PROBLEM TO WORK ON |
Look through the records below, count the lines with the word "JSON", and reply with only the number.

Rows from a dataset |

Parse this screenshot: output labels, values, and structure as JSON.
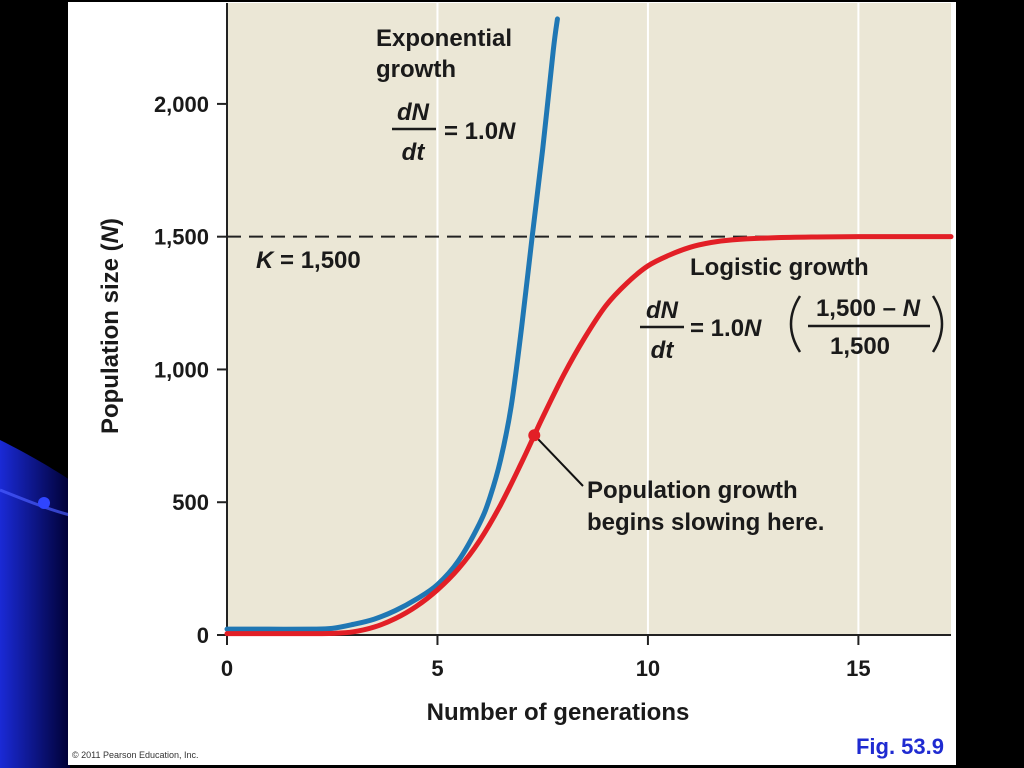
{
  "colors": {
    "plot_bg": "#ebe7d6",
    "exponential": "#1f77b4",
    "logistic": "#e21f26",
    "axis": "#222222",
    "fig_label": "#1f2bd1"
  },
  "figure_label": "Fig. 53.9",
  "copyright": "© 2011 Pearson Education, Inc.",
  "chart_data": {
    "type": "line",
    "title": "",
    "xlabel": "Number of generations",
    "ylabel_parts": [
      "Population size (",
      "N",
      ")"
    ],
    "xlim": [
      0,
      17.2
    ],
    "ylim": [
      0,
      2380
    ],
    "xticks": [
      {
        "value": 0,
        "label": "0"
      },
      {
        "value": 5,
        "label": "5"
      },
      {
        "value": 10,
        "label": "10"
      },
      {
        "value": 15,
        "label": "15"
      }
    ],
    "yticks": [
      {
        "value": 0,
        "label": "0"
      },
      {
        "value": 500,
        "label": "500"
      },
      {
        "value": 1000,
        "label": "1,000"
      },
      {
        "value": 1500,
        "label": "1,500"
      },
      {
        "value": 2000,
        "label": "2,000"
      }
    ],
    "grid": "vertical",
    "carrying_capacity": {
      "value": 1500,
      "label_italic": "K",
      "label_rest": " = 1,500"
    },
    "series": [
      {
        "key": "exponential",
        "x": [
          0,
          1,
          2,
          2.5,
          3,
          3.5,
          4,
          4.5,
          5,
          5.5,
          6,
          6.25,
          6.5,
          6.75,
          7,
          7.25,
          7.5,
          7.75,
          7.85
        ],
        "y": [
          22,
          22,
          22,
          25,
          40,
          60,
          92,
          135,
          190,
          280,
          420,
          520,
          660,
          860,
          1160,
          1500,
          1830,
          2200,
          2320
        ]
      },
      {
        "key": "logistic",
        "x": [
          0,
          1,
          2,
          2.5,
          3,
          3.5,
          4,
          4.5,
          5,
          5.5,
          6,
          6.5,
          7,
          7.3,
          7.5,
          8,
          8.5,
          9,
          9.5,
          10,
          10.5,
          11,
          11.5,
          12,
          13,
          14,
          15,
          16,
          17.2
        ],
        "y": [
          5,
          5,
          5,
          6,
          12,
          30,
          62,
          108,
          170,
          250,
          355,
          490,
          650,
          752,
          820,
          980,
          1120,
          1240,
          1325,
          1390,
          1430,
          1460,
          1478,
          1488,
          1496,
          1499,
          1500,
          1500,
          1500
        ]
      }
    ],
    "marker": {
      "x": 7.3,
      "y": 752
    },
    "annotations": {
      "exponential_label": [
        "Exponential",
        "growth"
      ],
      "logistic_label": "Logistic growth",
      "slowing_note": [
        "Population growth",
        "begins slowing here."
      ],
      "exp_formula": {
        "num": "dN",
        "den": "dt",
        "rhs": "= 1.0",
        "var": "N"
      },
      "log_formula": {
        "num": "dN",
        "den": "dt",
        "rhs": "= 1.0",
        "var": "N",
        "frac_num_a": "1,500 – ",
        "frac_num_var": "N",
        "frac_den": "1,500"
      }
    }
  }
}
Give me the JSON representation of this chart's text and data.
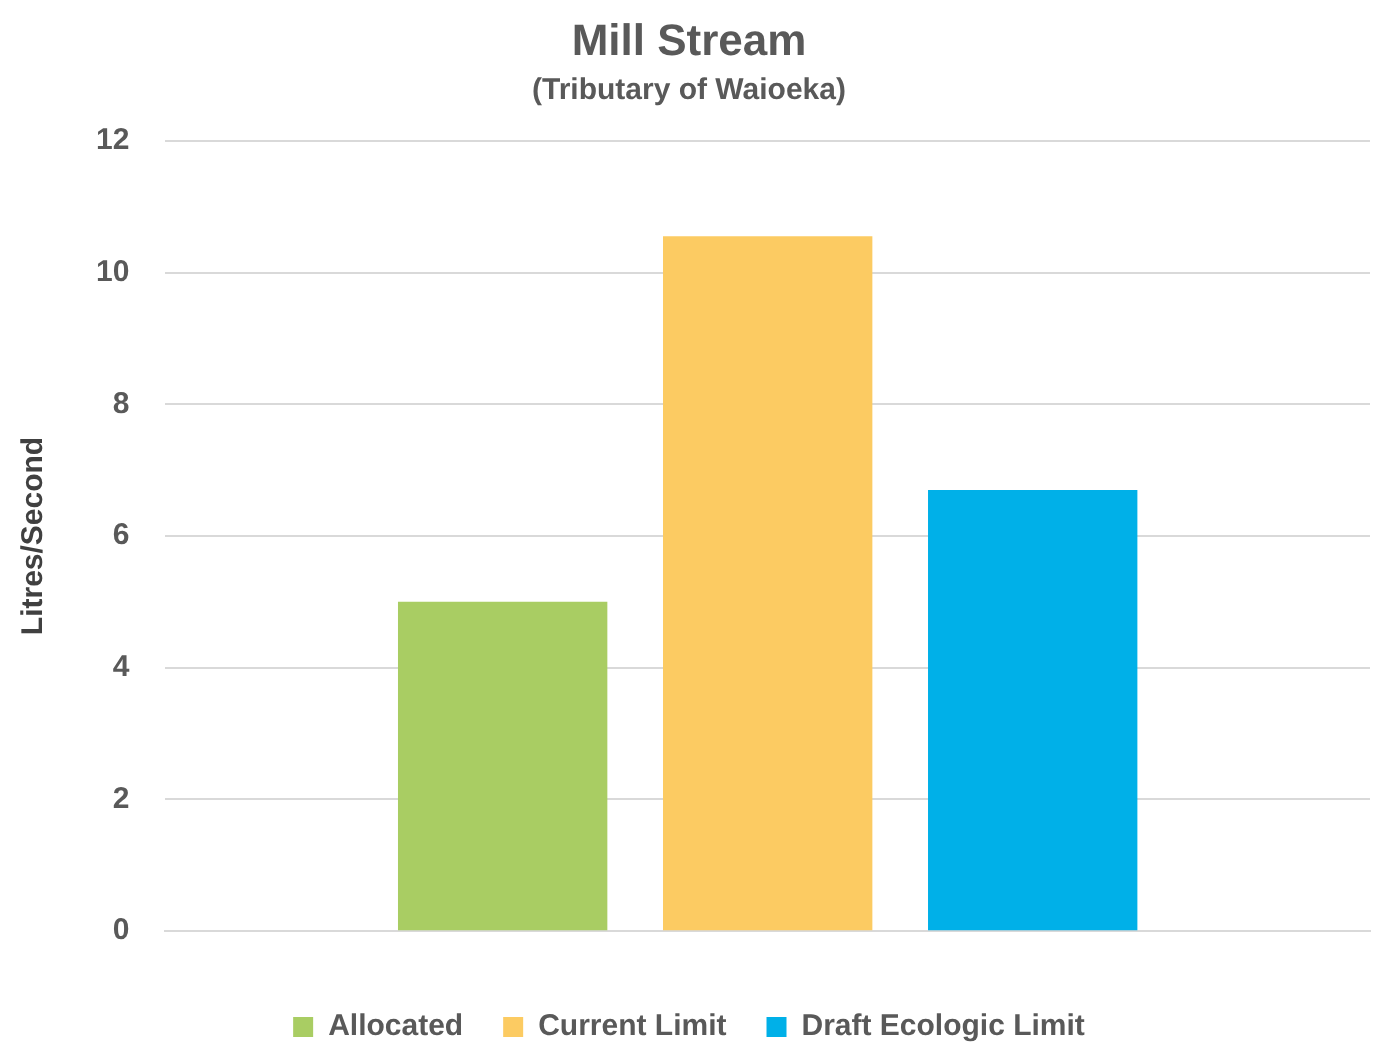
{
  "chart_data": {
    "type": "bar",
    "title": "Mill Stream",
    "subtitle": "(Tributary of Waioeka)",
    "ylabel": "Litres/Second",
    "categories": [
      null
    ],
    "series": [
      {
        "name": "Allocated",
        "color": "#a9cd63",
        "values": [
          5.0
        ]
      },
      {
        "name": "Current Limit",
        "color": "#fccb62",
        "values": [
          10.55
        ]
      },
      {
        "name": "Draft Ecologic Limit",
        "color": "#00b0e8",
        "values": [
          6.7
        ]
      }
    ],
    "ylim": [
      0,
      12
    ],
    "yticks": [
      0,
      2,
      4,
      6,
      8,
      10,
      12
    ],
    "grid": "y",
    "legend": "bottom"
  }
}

==

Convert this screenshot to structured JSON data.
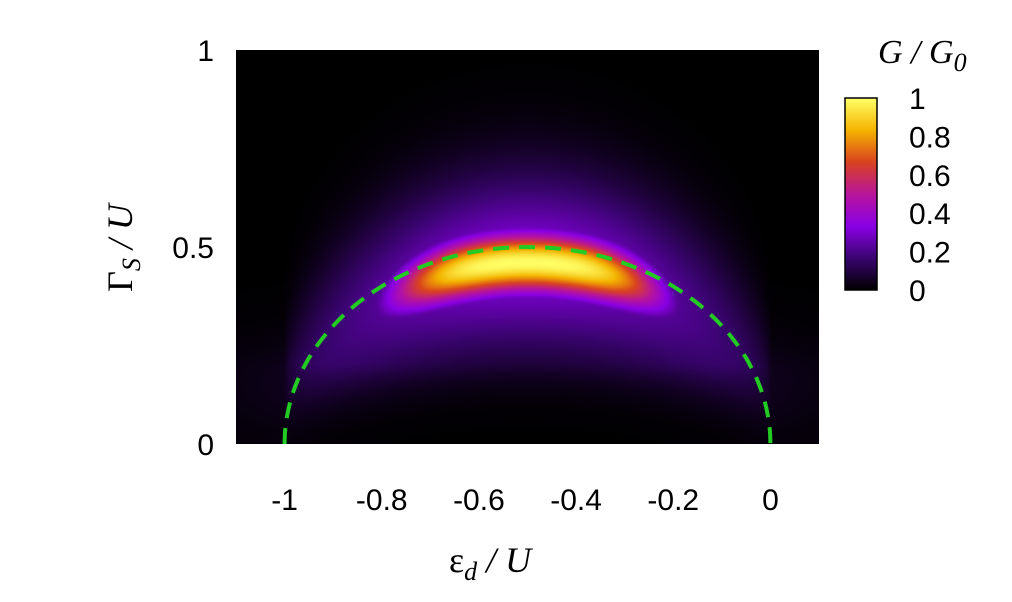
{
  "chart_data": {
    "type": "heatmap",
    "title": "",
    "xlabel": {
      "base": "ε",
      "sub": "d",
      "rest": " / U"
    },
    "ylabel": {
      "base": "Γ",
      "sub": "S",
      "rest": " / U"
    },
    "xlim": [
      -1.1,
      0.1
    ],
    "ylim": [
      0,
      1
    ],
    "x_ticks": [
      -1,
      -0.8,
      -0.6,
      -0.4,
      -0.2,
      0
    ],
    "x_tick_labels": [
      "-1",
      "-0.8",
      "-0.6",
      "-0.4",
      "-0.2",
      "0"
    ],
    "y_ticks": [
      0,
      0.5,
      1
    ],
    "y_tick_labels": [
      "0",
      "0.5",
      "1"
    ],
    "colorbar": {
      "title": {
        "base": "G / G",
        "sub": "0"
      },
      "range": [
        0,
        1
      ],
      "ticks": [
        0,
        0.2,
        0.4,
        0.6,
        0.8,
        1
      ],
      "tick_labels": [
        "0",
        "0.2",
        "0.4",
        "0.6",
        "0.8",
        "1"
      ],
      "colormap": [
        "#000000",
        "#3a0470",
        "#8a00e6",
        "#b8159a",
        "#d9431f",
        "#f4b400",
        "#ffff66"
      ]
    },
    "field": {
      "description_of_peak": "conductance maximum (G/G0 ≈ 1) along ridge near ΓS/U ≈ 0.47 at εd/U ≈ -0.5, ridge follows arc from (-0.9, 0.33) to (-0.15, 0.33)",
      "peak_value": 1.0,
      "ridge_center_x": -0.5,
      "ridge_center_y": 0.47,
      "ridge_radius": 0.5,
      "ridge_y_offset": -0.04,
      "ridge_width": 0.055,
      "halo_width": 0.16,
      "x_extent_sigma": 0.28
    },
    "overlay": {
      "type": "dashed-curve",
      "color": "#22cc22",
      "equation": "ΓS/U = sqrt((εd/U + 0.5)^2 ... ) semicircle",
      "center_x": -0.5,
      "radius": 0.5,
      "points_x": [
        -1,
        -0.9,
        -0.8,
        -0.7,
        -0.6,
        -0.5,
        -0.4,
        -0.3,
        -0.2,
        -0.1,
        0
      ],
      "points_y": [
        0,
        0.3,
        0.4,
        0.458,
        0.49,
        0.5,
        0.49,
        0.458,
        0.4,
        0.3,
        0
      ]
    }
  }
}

ANSWER BELOW |
3